→ Consigne 1
Recopiez sans rien changer, dans la critique des Habits neufs du gouverneur, le passage allant de "Féli n'a d'autre" jusqu'à "style Quartier Mozart.".
→ Consigne 2
Rédigez la suite de la critique des Habits neufs du gouverneur, en partant de sa dernière phrase.

→ Texte fourni
****
Africiné - Bulletin n°4.
Festival Ecrans Noirs du cinéma d'Afrique francophone (FENCAF, Yaoundé, Cameroun), 2005.

Après Pièces d'identités, Mweze Ngangura reste dans la veine du cinéma populaire mais choisit un genre peu utilisé dans les cinémas d'Afrique* : il pose Les habits neufs du gouverneur dans une comédie musicale. Cette histoire d'amour lyrique entre le gouverneur Féli (interprété par le musicien congolais Félix Wazekwa qui a joué autrefois avec Koffi Olomidé) de l'ethnie Zerbo et Mopaya son épouse issue des Krowas sera l'occasion d'une méditation sur les conflits ethniques et le pouvoir. Dans une société corrompue et tribaliste, Féli et Mopaya vivent une histoire d'amour démarrée dans l'enfance et qui aura donné Petit prince, leur fils. Féli prend du grade et acquiert du pouvoir mais cet univers de délation, convoitise et clivages ancestraux creuse un fossé entre l'époux et sa famille. Entre le bonheur conjugal et l'ascension sociale est-il possible pour une femme de sauvegarder une union réunissant deux ethnies opposées depuis des lustres ?

Féli n'a d'autre choix que de cacher sa femme et son enfant dans une dépendance du palais pour accepter le poste de gouverneur. Et la machine du pouvoir se met en place, avec son lot de conspirations et de répressions. Comme dans Mobutu, roi du Zaïre du Belge Thierry Michel, le roi se retrouve seul, sans entourage fiable, à la merci de "Chiens méchants" style Quartier Mozart.
****
(Entrées de la collection)
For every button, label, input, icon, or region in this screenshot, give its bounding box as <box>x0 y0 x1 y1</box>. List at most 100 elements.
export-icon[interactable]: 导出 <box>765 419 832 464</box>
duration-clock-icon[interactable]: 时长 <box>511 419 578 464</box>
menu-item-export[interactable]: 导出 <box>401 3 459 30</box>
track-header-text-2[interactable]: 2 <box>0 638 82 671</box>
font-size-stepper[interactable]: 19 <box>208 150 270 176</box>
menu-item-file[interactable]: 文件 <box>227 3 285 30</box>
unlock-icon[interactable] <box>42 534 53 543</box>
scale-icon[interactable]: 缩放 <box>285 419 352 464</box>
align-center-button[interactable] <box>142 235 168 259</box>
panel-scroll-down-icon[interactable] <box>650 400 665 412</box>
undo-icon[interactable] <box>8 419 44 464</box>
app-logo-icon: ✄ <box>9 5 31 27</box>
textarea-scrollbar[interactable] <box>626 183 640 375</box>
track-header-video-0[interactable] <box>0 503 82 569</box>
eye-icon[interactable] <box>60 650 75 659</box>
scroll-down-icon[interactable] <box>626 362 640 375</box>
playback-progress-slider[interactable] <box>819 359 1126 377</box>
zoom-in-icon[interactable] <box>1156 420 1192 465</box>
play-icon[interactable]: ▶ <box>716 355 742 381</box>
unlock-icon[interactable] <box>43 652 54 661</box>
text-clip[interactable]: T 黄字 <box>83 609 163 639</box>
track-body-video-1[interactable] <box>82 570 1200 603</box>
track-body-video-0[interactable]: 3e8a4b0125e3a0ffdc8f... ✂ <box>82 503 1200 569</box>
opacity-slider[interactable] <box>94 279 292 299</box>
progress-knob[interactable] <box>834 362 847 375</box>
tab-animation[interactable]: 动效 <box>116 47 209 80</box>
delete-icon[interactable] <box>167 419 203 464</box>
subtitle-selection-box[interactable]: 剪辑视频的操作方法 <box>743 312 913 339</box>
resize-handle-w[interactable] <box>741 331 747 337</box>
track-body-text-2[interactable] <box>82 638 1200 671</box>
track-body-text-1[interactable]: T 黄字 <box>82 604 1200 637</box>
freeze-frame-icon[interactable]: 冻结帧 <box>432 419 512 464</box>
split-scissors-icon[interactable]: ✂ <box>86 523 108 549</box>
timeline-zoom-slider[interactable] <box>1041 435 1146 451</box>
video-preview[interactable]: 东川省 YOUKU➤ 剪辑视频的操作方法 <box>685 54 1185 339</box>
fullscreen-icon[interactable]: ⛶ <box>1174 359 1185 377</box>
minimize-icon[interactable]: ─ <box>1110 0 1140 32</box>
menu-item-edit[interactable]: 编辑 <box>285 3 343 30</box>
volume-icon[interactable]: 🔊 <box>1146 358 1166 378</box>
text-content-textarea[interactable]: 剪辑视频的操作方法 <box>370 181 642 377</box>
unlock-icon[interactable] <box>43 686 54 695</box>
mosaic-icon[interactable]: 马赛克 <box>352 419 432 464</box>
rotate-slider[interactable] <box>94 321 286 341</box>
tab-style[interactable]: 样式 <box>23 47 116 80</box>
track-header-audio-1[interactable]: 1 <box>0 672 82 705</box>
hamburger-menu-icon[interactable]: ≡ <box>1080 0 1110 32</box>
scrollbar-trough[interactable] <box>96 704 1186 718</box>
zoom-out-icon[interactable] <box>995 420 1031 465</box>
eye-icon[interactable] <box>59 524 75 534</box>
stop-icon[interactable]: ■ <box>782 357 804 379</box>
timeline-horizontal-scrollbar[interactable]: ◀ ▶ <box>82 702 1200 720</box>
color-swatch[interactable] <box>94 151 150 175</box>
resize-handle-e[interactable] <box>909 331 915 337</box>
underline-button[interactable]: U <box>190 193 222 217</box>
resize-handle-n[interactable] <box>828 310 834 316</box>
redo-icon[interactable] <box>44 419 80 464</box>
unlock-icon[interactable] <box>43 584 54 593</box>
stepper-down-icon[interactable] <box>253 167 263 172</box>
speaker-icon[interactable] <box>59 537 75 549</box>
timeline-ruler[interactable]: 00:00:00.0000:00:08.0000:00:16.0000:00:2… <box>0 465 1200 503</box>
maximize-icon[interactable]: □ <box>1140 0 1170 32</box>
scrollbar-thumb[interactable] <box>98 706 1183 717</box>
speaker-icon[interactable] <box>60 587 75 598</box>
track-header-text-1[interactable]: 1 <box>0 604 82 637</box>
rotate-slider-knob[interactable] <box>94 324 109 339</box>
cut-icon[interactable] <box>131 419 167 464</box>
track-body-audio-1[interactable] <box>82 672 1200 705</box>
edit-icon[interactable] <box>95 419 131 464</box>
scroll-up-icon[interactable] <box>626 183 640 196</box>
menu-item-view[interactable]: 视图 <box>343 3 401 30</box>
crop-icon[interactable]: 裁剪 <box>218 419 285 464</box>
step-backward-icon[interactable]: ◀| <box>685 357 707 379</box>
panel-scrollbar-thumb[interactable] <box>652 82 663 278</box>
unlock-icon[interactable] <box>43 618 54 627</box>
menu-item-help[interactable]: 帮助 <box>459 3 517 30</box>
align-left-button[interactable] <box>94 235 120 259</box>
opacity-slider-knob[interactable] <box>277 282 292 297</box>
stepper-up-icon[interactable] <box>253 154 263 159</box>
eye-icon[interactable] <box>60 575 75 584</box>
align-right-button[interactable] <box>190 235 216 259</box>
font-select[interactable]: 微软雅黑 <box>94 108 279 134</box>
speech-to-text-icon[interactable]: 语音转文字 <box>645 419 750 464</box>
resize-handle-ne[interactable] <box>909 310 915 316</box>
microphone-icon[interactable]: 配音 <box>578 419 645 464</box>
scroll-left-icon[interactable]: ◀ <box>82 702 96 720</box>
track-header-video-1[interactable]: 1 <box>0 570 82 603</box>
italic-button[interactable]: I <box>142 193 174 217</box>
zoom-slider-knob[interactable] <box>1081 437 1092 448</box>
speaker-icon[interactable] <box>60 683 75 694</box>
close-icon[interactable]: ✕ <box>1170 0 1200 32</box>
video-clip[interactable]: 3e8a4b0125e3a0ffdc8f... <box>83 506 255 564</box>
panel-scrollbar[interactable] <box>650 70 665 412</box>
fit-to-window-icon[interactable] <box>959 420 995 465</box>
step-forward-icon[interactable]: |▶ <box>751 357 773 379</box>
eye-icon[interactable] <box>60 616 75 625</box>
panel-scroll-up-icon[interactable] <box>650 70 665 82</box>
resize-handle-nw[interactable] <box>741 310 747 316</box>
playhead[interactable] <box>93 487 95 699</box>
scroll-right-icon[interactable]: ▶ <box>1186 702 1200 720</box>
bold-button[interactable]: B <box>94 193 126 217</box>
****
→ Réponse rédigée 1
Féli n'a d'autre choix que de cacher sa femme et son enfant dans une dépendance du palais pour accepter le poste de gouverneur. Et la machine du pouvoir se met en place, avec son lot de conspirations et de répressions. Comme dans Mobutu, roi du Zaïre du Belge Thierry Michel, le roi se retrouve seul, sans entourage fiable, à la merci de "Chiens méchants" style Quartier Mozart.

→ Réponse rédigée 2
Au mépris des larmes d'une femme malheureuse et d'un fils sans avenir, le destin de Féli se joue au rythme lancinant de la rumba congolaise : il plonge dans le pouvoir au point d'y perdre la lucidité et se laissera berner par des larrons qui lui font croire que ses habits inexistants seront vus de tous comme un bel apparat.

Mais le roi est nu lorsqu'il renonce à ce qui faisait sa richesse au départ : sa famille, ses amis et leurs compétences (le tailleur), ses valeurs. Pourra-t-il s'en sortir ? Il faudra un être pur pour le ramener à la lucidité, condition d'une relation positive avec son peuple.

Voilà un vrai conte ! Et Mweze est allé le chercher au Nord, dans les contes d'Andersen, qui sont racontés à tous les enfants européens. Mais il l'adapte aux réalités africaines et l'ancre dans le vécu de Kinshasa.

Apparaissant souvent en médaillon, Papa Wemba chante le récit et en tire les enseignements, à la manière des griots d'Afrique de l'Ouest. Sa douce voix de rossignol nous emporte dans une sphère spirituelle, bien au-delà de notre propre moi, et nous le suivons volontiers dans ces joutes musicales.